Source data —
--- begin ---
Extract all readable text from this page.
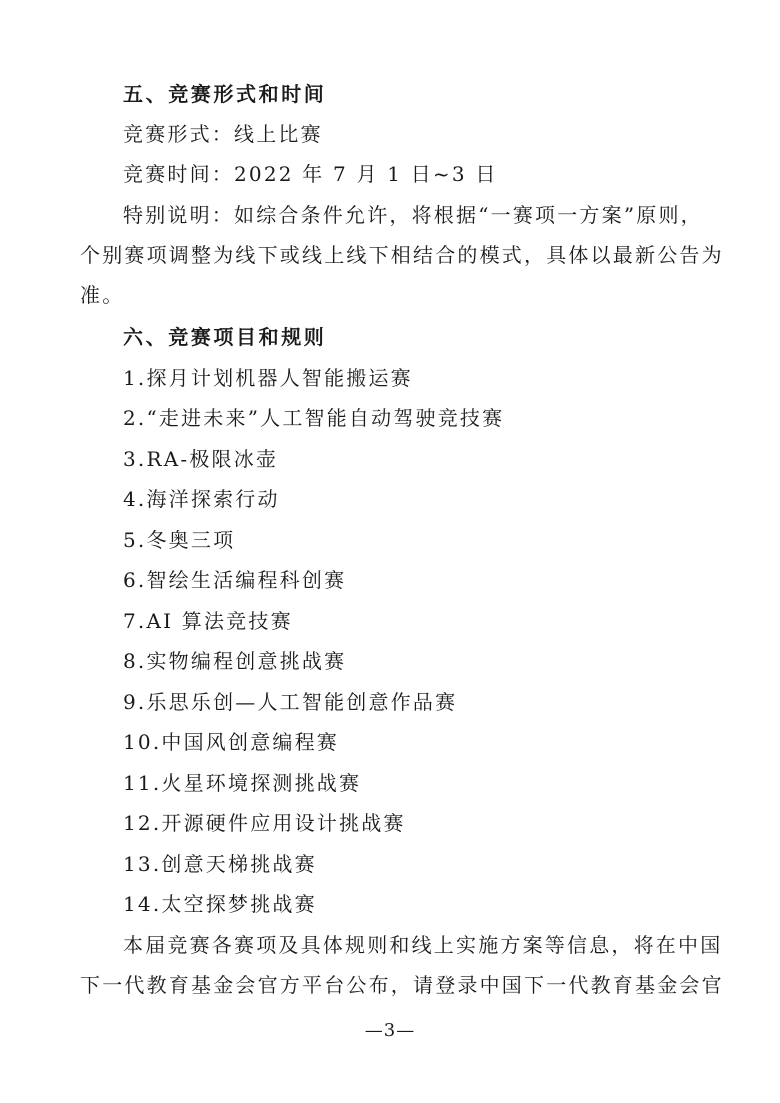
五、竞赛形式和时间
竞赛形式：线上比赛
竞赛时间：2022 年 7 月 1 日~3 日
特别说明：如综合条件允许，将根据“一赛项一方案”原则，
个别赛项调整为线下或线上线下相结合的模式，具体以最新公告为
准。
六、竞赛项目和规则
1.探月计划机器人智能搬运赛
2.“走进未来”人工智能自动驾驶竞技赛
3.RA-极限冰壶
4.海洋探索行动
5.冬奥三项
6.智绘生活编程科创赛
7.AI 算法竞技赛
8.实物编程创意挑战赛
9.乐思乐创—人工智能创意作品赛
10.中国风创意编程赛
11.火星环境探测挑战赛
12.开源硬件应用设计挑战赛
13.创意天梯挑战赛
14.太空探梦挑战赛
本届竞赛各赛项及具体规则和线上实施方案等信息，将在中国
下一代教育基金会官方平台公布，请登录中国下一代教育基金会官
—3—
--- end ---
Prompt —
Transcribe all of the material exactly, leaving out whatever pictures it contains.

The solution —
Extract all readable text from this page.
五、竞赛形式和时间
竞赛形式：线上比赛
竞赛时间：2022 年 7 月 1 日~3 日
特别说明：如综合条件允许，将根据“一赛项一方案”原则，
个别赛项调整为线下或线上线下相结合的模式，具体以最新公告为
准。
六、竞赛项目和规则
1.探月计划机器人智能搬运赛
2.“走进未来”人工智能自动驾驶竞技赛
3.RA-极限冰壶
4.海洋探索行动
5.冬奥三项
6.智绘生活编程科创赛
7.AI 算法竞技赛
8.实物编程创意挑战赛
9.乐思乐创—人工智能创意作品赛
10.中国风创意编程赛
11.火星环境探测挑战赛
12.开源硬件应用设计挑战赛
13.创意天梯挑战赛
14.太空探梦挑战赛
本届竞赛各赛项及具体规则和线上实施方案等信息，将在中国
下一代教育基金会官方平台公布，请登录中国下一代教育基金会官
—3—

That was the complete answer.